Written request:
Set down the lines of the material exactly as they appear, starting at the beginning and ending at the line containing "colorbar-tick-label: 0 —", with both included.

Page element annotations
··········
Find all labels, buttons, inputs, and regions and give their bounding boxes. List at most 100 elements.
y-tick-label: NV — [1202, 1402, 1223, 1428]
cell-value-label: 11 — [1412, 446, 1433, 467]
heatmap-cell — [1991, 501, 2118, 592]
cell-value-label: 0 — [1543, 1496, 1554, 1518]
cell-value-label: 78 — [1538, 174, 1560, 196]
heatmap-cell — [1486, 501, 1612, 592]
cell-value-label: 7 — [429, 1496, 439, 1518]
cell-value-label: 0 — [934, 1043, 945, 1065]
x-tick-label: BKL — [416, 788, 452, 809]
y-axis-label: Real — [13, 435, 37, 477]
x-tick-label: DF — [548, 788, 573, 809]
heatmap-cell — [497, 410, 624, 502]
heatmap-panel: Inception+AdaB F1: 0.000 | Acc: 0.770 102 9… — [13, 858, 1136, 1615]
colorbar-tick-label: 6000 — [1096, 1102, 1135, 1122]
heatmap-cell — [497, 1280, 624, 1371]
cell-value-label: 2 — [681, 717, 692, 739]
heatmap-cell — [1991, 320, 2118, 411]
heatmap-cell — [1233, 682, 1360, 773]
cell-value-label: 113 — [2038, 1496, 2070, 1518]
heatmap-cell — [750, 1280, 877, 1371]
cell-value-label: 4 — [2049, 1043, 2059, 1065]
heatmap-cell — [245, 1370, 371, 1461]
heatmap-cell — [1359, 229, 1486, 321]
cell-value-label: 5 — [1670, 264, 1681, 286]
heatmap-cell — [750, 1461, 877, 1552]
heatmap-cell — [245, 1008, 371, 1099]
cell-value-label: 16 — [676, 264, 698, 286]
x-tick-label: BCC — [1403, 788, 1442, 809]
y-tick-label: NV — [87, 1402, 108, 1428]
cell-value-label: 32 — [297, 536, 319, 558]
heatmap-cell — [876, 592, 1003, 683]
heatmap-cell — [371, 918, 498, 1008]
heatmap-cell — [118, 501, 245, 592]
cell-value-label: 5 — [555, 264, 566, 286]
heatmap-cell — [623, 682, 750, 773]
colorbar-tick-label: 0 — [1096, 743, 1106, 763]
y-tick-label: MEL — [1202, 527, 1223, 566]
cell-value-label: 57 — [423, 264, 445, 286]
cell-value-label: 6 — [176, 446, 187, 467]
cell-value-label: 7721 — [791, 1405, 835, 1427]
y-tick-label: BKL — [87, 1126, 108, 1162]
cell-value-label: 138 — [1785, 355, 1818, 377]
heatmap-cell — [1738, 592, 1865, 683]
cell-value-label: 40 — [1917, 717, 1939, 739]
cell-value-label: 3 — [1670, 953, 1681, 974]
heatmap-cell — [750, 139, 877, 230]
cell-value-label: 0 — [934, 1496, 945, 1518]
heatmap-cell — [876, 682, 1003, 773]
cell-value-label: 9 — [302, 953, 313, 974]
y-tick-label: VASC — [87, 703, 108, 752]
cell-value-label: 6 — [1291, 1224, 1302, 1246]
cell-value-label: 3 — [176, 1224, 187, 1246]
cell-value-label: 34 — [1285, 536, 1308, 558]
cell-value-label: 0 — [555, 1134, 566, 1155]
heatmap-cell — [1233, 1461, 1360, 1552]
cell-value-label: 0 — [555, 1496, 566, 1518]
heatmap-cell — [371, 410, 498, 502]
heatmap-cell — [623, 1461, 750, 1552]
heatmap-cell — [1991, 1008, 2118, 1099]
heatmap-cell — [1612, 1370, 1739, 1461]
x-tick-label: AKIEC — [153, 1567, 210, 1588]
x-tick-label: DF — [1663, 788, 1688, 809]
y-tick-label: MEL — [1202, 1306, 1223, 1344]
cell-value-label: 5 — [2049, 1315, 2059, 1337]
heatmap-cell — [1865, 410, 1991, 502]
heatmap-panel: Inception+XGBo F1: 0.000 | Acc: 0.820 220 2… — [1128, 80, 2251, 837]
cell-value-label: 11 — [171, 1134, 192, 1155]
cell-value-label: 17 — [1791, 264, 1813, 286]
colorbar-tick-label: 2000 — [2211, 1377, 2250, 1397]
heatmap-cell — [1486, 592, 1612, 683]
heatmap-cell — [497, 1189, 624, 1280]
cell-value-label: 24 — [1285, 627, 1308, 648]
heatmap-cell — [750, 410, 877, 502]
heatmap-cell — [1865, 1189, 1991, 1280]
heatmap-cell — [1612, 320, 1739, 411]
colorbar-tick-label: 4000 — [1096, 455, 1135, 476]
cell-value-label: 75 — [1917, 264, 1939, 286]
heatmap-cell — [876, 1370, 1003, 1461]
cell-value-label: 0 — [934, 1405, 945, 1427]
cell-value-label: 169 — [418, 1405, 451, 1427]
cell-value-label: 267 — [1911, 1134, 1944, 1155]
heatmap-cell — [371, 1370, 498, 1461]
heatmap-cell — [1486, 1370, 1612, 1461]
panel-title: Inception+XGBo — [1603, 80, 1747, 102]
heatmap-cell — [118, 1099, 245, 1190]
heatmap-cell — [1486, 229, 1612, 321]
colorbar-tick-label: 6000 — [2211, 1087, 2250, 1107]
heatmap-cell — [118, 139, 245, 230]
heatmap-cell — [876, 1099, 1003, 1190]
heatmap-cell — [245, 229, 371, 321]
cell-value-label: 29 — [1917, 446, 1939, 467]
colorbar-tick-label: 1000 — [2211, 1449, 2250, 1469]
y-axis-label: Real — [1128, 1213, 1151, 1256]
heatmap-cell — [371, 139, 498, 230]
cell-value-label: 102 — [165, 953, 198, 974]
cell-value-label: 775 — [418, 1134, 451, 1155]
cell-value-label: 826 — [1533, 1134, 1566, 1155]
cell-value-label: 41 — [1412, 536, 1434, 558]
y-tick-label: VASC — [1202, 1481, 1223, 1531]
··········
Exercise output:
Find all labels, buttons, inputs, and regions and give their bounding boxes. List at most 100 elements.
y-tick-label: NV — [1202, 1402, 1223, 1428]
cell-value-label: 11 — [1412, 446, 1433, 467]
heatmap-cell — [1991, 501, 2118, 592]
cell-value-label: 0 — [1543, 1496, 1554, 1518]
cell-value-label: 78 — [1538, 174, 1560, 196]
heatmap-cell — [1486, 501, 1612, 592]
cell-value-label: 7 — [429, 1496, 439, 1518]
cell-value-label: 0 — [934, 1043, 945, 1065]
x-tick-label: BKL — [416, 788, 452, 809]
y-axis-label: Real — [13, 435, 37, 477]
x-tick-label: DF — [548, 788, 573, 809]
heatmap-cell — [497, 410, 624, 502]
heatmap-panel: Inception+AdaB F1: 0.000 | Acc: 0.770 102 9… — [13, 858, 1136, 1615]
colorbar-tick-label: 6000 — [1096, 1102, 1135, 1122]
heatmap-cell — [497, 1280, 624, 1371]
cell-value-label: 2 — [681, 717, 692, 739]
heatmap-cell — [1991, 320, 2118, 411]
heatmap-cell — [1233, 682, 1360, 773]
cell-value-label: 113 — [2038, 1496, 2070, 1518]
heatmap-cell — [750, 1280, 877, 1371]
cell-value-label: 4 — [2049, 1043, 2059, 1065]
heatmap-cell — [245, 1370, 371, 1461]
heatmap-cell — [1359, 229, 1486, 321]
cell-value-label: 5 — [1670, 264, 1681, 286]
heatmap-cell — [750, 1461, 877, 1552]
heatmap-cell — [245, 1008, 371, 1099]
cell-value-label: 16 — [676, 264, 698, 286]
x-tick-label: BCC — [1403, 788, 1442, 809]
y-tick-label: NV — [87, 1402, 108, 1428]
cell-value-label: 32 — [297, 536, 319, 558]
heatmap-cell — [876, 592, 1003, 683]
heatmap-cell — [371, 918, 498, 1008]
heatmap-cell — [118, 501, 245, 592]
cell-value-label: 5 — [555, 264, 566, 286]
heatmap-cell — [623, 682, 750, 773]
colorbar-tick-label: 0 — [1096, 743, 1106, 763]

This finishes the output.